LISTING:
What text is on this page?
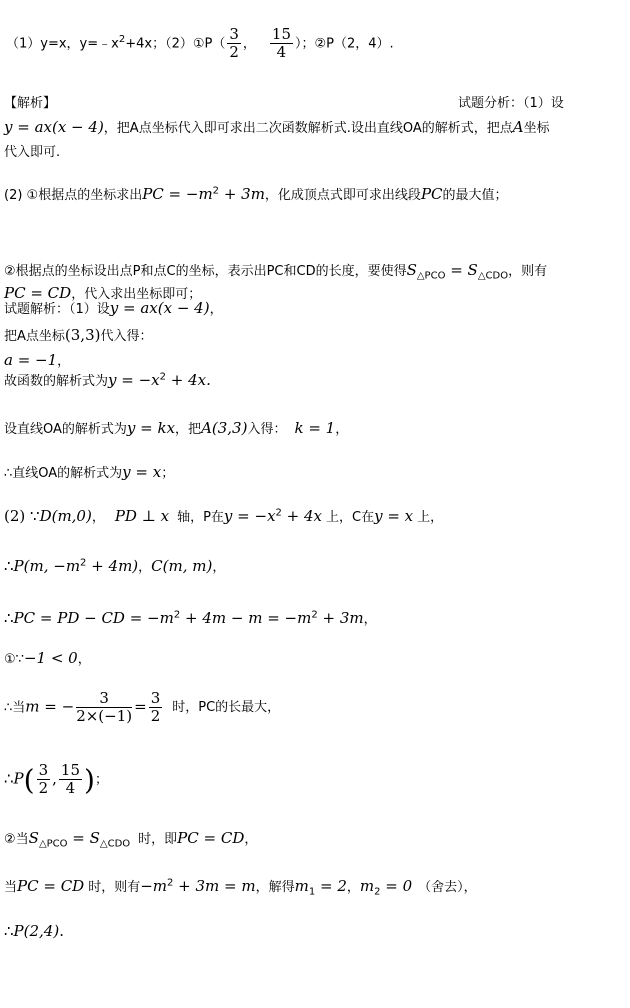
（1）y=x，$y=﹣x^2+4x$；（2）①P（ $\frac{3}{2}$ ， $\frac{15}{4}$ ）；②P（2，4）.
【解析】	试题分析：（1）设
y = ax(x − 4)，把A点坐标代入即可求出二次函数解析式.设出直线OA的解析式，把点A坐标
代入即可.
(2) ①根据点的坐标求出PC = $-m^2 + 3m$，化成顶点式即可求出线段PC的最大值；
②根据点的坐标设出点P和点C的坐标，表示出PC和CD的长度，要使得$S_{\triangle PCO} = S_{\triangle CDO}$，则有
PC = CD，代入求出坐标即可；
试题解析：（1）设y = ax(x − 4)，
把A点坐标(3,3)代入得：
a = −1，
故函数的解析式为$y = -x^2 + 4x$.
设直线OA的解析式为y = kx，把A(3,3)入得： k = 1，
∴直线OA的解析式为y = x；
(2) ∵D(m,0)， PD ⊥ x 轴，P在$y = -x^2 + 4x$ 上，C在y = x 上，
∴P(m, $-m^2 + 4m$)，C(m, m)，
∴PC = PD − CD = $-m^2 + 4m - m = -m^2 + 3m$，
①∵−1 < 0，
∴当m = − $\frac{3}{2\times(-1)} = \frac{3}{2}$ 时，PC的长最大，
∴P( $\frac{3}{2}$ , $\frac{15}{4}$ )；
②当$S_{\triangle PCO} = S_{\triangle CDO}$ 时，即PC = CD，
当PC = CD 时，则有$-m^2 + 3m = m$，解得$m_1 = 2$，$m_2 = 0$ （舍去），
∴P(2,4).
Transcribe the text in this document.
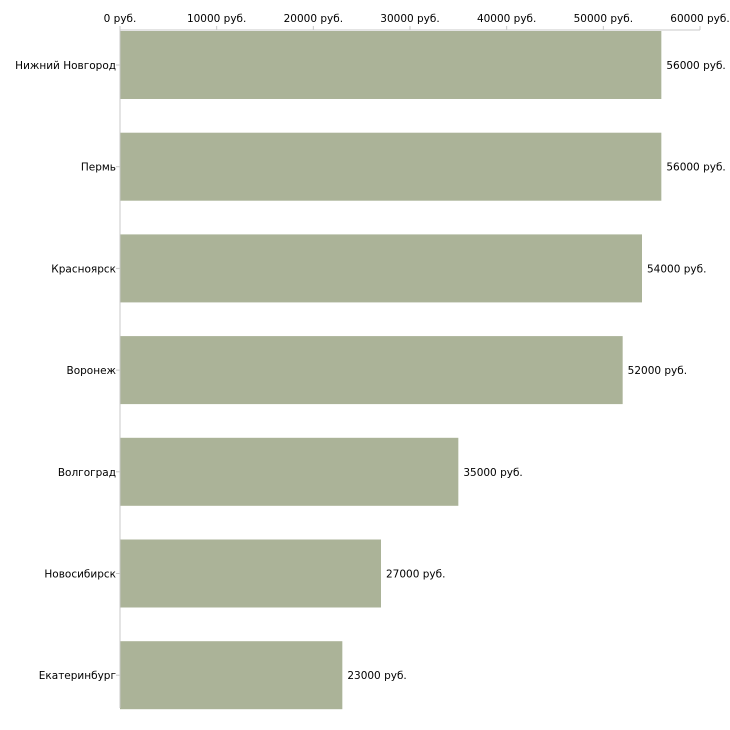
0 руб.	10000 руб.	20000 руб.	30000 руб.	40000 руб.	50000 руб.	60000 руб.
56000 руб.
56000 руб.
54000 руб.
52000 руб.
35000 руб.
27000 руб.
23000 руб.
Нижний Новгород
Пермь
Красноярск
Воронеж
Волгоград
Новосибирск
Екатеринбург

PROBLEM DESCRIPTION:
Repeat all the data as it stands, dropping any images it holds.

CORRECT RESULT:
What text is on this page?
（1）y=x，$y=﹣x^2+4x$；（2）①P（ $\frac{3}{2}$ ， $\frac{15}{4}$ ）；②P（2，4）.
【解析】	试题分析：（1）设
y = ax(x − 4)，把A点坐标代入即可求出二次函数解析式.设出直线OA的解析式，把点A坐标
代入即可.
(2) ①根据点的坐标求出PC = $-m^2 + 3m$，化成顶点式即可求出线段PC的最大值；
②根据点的坐标设出点P和点C的坐标，表示出PC和CD的长度，要使得$S_{\triangle PCO} = S_{\triangle CDO}$，则有
PC = CD，代入求出坐标即可；
试题解析：（1）设y = ax(x − 4)，
把A点坐标(3,3)代入得：
a = −1，
故函数的解析式为$y = -x^2 + 4x$.
设直线OA的解析式为y = kx，把A(3,3)入得： k = 1，
∴直线OA的解析式为y = x；
(2) ∵D(m,0)， PD ⊥ x 轴，P在$y = -x^2 + 4x$ 上，C在y = x 上，
∴P(m, $-m^2 + 4m$)，C(m, m)，
∴PC = PD − CD = $-m^2 + 4m - m = -m^2 + 3m$，
①∵−1 < 0，
∴当m = − $\frac{3}{2\times(-1)} = \frac{3}{2}$ 时，PC的长最大，
∴P( $\frac{3}{2}$ , $\frac{15}{4}$ )；
②当$S_{\triangle PCO} = S_{\triangle CDO}$ 时，即PC = CD，
当PC = CD 时，则有$-m^2 + 3m = m$，解得$m_1 = 2$，$m_2 = 0$ （舍去），
∴P(2,4).
Transcribe the text in this document.
0 руб.	10000 руб.	20000 руб.	30000 руб.	40000 руб.	50000 руб.	60000 руб.
56000 руб.
56000 руб.
54000 руб.
52000 руб.
35000 руб.
27000 руб.
23000 руб.
Нижний Новгород
Пермь
Красноярск
Воронеж
Волгоград
Новосибирск
Екатеринбург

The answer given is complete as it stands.